**Document extract**
A House Divided: The NWPT Ele­phant in the NPT Salon

  1. The adoption of the NWPT by 122 states has created a schism within the NPT and its 191 states parties. Suddenly, a super majority of non-NWS parties have recovered their ag­ency in rejecting a global nuclear order in which the tempo and scale of nuclear dis­armament was solely determined by the NWS. In contrast to the sclerotic “step by step” ap­proach a ‘fast track’ to fulfilment of Article VI obligations has been embraced by a new “mo­ral majority” within the NPT ranks. While all concerned may continue to pay lip service to the NPT’s importance, the rift amongst its members over the right approach to achieve nuclear disarmament will inevitably have a corrosive effect on the NPT’s authority. It may provoke defections de facto or de jure from the NPT as some non-NWS switch to a treaty em­bodying higher disarmament standards.[16]
  2. Although the NWS and their dependents may continue to ignore the NWPT’s presence in the series of NPT meetings leading up to its Review Conference in 2020, this may well prove to be a counter-productive tactic, likely only to exacerbate the alienation of NWPT supporters. Equally unhelpful would be the continued accusation against the “moral ma­jority” by the “dissident minority” of having created disunity in the NPT family.

**Exercise prompt**
Can you extend the passage on the NWPT rift within the NPT, picking up right after its final sentence?

**Lines of data**
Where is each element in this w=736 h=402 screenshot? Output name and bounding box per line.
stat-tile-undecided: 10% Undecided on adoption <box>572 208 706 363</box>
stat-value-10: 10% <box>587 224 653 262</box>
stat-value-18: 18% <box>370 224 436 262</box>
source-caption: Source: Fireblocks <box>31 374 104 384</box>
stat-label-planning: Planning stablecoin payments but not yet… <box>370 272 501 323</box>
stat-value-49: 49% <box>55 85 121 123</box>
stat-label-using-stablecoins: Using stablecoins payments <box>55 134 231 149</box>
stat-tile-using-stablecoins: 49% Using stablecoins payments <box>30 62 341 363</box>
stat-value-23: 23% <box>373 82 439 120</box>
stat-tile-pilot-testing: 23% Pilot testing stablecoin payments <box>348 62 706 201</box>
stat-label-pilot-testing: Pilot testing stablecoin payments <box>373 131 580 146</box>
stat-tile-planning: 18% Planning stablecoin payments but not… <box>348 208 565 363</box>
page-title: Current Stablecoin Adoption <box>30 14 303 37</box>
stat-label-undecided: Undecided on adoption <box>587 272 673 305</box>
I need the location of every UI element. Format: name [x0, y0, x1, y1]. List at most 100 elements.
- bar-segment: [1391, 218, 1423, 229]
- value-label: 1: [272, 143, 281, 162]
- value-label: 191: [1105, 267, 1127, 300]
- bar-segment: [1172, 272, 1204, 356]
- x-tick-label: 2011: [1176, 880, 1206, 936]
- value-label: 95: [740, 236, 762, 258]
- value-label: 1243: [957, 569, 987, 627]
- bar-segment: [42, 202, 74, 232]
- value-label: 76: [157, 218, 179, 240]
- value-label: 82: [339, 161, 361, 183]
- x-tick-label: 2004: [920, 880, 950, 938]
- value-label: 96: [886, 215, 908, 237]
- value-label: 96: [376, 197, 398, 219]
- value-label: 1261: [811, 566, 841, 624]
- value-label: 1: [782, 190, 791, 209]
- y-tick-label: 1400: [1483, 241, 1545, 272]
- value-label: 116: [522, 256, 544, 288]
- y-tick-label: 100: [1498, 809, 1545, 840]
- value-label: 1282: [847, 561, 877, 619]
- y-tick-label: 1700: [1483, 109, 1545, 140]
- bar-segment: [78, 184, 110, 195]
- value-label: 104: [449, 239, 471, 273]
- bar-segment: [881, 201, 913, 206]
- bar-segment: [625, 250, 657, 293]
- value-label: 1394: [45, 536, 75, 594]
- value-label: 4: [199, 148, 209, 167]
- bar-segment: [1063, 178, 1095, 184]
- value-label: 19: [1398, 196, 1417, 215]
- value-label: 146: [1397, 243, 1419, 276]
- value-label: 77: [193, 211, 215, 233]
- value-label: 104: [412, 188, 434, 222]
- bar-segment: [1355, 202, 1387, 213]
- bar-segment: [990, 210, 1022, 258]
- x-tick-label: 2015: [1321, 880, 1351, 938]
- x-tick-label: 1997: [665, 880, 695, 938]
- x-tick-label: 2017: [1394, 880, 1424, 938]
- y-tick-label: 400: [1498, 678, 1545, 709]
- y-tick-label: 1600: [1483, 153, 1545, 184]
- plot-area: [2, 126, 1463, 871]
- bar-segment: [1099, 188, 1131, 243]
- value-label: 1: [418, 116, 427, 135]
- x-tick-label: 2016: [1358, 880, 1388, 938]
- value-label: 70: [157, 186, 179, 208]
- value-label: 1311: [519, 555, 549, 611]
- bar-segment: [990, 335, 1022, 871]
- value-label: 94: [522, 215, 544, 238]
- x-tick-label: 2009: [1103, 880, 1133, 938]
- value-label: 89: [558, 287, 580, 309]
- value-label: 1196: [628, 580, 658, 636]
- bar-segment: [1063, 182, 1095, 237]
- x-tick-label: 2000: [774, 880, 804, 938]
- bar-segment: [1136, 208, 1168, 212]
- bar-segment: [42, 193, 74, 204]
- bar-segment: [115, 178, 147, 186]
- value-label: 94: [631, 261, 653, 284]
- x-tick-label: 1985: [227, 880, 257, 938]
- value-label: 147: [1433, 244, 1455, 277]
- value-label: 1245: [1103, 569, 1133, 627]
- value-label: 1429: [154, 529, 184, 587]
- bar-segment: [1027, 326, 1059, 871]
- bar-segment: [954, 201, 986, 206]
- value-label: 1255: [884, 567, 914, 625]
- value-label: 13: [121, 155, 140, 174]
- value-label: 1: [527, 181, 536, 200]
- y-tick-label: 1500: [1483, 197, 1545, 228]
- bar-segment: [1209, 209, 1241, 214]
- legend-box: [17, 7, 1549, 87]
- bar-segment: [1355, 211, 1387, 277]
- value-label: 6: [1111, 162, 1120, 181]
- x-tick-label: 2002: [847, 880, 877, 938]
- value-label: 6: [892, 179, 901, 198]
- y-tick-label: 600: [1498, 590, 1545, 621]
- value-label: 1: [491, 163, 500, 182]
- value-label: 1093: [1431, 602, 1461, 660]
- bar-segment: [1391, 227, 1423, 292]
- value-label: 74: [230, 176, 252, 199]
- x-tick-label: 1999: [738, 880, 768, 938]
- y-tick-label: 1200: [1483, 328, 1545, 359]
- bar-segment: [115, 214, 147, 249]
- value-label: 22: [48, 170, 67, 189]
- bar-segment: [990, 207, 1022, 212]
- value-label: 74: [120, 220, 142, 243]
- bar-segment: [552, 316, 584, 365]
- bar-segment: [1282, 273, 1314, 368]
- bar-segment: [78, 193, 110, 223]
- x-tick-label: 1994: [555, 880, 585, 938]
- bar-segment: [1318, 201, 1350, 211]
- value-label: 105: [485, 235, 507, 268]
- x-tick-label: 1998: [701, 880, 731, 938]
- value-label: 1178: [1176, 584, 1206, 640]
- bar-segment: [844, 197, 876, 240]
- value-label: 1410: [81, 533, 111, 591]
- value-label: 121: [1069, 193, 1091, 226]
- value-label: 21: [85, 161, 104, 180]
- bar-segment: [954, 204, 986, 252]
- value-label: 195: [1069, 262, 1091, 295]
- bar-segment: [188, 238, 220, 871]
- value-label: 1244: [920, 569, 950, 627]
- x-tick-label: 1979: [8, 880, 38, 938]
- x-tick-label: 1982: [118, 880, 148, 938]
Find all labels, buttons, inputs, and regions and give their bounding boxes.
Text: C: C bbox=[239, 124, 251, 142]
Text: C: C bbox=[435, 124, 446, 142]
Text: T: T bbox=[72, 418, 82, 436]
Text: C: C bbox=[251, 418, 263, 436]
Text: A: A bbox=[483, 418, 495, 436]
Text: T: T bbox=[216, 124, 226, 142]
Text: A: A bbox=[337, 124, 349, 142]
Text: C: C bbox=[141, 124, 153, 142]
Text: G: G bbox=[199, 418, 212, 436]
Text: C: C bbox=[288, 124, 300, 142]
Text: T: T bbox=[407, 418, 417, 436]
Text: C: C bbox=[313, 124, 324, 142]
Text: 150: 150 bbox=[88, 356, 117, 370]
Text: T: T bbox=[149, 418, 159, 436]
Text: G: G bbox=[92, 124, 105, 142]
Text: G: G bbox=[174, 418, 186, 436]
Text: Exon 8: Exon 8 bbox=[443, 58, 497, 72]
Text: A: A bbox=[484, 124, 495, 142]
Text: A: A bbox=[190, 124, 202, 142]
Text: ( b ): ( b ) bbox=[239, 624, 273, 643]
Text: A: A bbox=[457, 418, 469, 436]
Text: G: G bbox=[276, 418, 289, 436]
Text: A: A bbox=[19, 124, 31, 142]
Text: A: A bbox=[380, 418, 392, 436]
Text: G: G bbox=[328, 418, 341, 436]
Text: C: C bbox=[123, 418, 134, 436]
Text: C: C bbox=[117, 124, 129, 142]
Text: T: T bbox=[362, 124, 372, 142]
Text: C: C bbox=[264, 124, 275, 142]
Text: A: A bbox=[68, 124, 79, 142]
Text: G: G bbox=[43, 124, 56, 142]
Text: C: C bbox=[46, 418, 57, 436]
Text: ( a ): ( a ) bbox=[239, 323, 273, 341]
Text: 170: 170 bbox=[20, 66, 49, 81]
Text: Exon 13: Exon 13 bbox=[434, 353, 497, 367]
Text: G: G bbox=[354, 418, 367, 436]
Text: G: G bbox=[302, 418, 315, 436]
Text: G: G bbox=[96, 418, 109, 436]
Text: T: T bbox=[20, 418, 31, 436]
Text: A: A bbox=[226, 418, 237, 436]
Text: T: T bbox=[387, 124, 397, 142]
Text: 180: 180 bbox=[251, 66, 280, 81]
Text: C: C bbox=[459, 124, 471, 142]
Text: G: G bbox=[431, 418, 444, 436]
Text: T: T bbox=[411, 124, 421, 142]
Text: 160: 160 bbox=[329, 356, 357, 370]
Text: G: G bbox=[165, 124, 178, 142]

**Answer to the task**
  3. A more constructive approach for the NWS to adopt in the NPT context would be to dem­onstrate fulfilment of the many agreed, if still unimplemented, commitments on nuclear dis­armament and risk reduction generated by successive Review Conferences. Among the most salient of such measures would be:
    1. unilateral reduction of existing arsenals similar to the presidential initiatives of the early 1990s;
    2. elimination of escalatory aspects of nu­clear force modernization plans and the exercise of restraint in any essential force maintenance;
    3. further negotiated reductions in nuclear warheads either bilaterally or through the launching of a multilateral process by the NWS;
    4. major steps in “de-alerting” strategic nuclear weapon delivery systems;
    5. a significant diminishment in the role of nuclear weapons in security policy and doctrine (for example adoption of a “sole purpose” pledge on nuclear deterrence);
    6. ratification by “hold-out” states of the Comprehensive Test Ban Treaty;
    7. initiation of negotiations on a treaty banning the production of fissile ma­terial for nuclear weapons; and
    8. operationalization of discussions of nu­clear disarmament verification to a de­gree commensurate with the resources devoted to nuclear weapons develop­ment and maintenance.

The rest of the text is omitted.